Start Stored records
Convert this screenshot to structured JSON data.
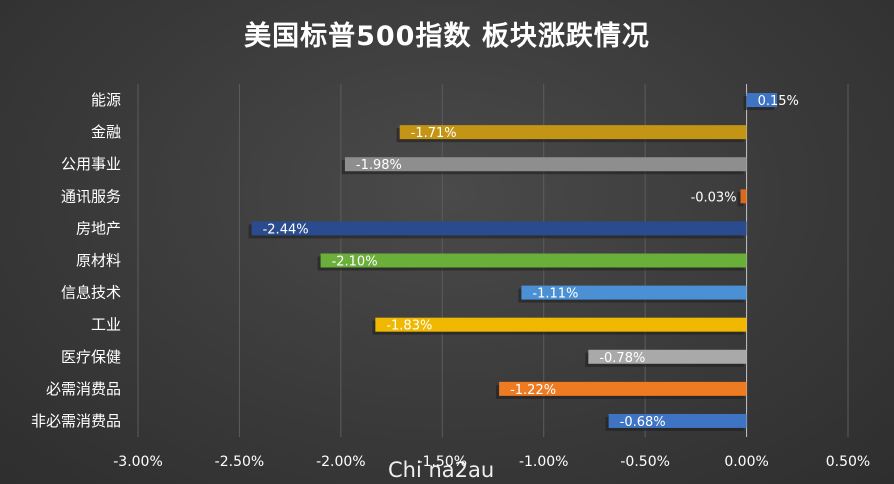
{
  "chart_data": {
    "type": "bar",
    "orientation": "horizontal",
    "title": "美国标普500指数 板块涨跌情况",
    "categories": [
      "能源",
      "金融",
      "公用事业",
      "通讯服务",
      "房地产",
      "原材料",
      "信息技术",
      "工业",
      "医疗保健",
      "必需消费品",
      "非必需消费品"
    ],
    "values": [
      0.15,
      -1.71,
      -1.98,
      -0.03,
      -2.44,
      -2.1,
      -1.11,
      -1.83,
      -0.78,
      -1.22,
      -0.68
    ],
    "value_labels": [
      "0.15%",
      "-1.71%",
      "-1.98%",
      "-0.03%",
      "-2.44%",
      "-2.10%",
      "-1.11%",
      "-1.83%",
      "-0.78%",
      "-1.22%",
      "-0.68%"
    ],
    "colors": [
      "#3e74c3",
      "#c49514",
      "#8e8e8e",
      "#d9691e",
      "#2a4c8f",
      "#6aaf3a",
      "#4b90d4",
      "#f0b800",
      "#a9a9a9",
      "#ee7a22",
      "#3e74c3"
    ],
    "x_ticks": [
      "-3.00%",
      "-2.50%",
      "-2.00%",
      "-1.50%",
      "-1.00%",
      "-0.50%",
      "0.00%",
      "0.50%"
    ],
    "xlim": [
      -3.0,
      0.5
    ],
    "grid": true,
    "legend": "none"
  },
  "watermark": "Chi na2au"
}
End Stored records
● Set task: Transcribe the material as is, with images omitted.

● Exercise solution:
Convert this screenshot to structured JSON data.
{
  "chart_data": {
    "type": "bar",
    "orientation": "horizontal",
    "title": "美国标普500指数 板块涨跌情况",
    "categories": [
      "能源",
      "金融",
      "公用事业",
      "通讯服务",
      "房地产",
      "原材料",
      "信息技术",
      "工业",
      "医疗保健",
      "必需消费品",
      "非必需消费品"
    ],
    "values": [
      0.15,
      -1.71,
      -1.98,
      -0.03,
      -2.44,
      -2.1,
      -1.11,
      -1.83,
      -0.78,
      -1.22,
      -0.68
    ],
    "value_labels": [
      "0.15%",
      "-1.71%",
      "-1.98%",
      "-0.03%",
      "-2.44%",
      "-2.10%",
      "-1.11%",
      "-1.83%",
      "-0.78%",
      "-1.22%",
      "-0.68%"
    ],
    "colors": [
      "#3e74c3",
      "#c49514",
      "#8e8e8e",
      "#d9691e",
      "#2a4c8f",
      "#6aaf3a",
      "#4b90d4",
      "#f0b800",
      "#a9a9a9",
      "#ee7a22",
      "#3e74c3"
    ],
    "x_ticks": [
      "-3.00%",
      "-2.50%",
      "-2.00%",
      "-1.50%",
      "-1.00%",
      "-0.50%",
      "0.00%",
      "0.50%"
    ],
    "xlim": [
      -3.0,
      0.5
    ],
    "grid": true,
    "legend": "none"
  },
  "watermark": "Chi na2au"
}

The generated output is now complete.